# Saved data entries
┄┄┄┄┄┄

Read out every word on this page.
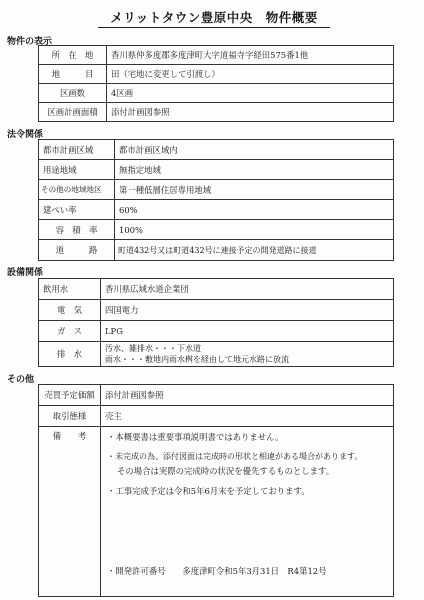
メリットタウン豊原中央　物件概要
物件の表示
所　在　地	香川県仲多度郡多度津町大字道福寺字経田575番1他
地　　　目	田（宅地に変更して引渡し）
区画数	4区画
区画計画面積	添付計画図参照
法令関係
都市計画区域	都市計画区域内
用途地域	無指定地域
その他の地域地区	第一種低層住居専用地域
建ぺい率	60%
容　積　率	100%
道　　　路	町道432号又は町道432号に連接予定の開発道路に接道
設備関係
飲用水	香川県広域水道企業団
電　気	四国電力
ガ　ス	LPG
排　水	汚水、雑排水・・・下水道
雨水・・・敷地内雨水桝を経由して地元水路に放流
その他
売買予定価額	添付計画図参照
取引態様	売主
備　　考	・本概要書は重要事項説明書ではありません。
・未完成の為、添付図面は完成時の形状と相違がある場合があります。
その場合は実際の完成時の状況を優先するものとします。
・工事完成予定は令和5年6月末を予定しております。
・開発許可番号　　多度津町令和5年3月31日　R4第12号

┄┄┄┄┄┄

# WHAT YOU ARE ASKED TO DO
Copy the material exactly. Do not include the pictures.

# RESULT OF THIS EXERCISE
Read out every word on this page.
メリットタウン豊原中央　物件概要
物件の表示
所　在　地	香川県仲多度郡多度津町大字道福寺字経田575番1他
地　　　目	田（宅地に変更して引渡し）
区画数	4区画
区画計画面積	添付計画図参照
法令関係
都市計画区域	都市計画区域内
用途地域	無指定地域
その他の地域地区	第一種低層住居専用地域
建ぺい率	60%
容　積　率	100%
道　　　路	町道432号又は町道432号に連接予定の開発道路に接道
設備関係
飲用水	香川県広域水道企業団
電　気	四国電力
ガ　ス	LPG
排　水	汚水、雑排水・・・下水道
雨水・・・敷地内雨水桝を経由して地元水路に放流
その他
売買予定価額	添付計画図参照
取引態様	売主
備　　考	・本概要書は重要事項説明書ではありません。
・未完成の為、添付図面は完成時の形状と相違がある場合があります。
その場合は実際の完成時の状況を優先するものとします。
・工事完成予定は令和5年6月末を予定しております。
・開発許可番号　　多度津町令和5年3月31日　R4第12号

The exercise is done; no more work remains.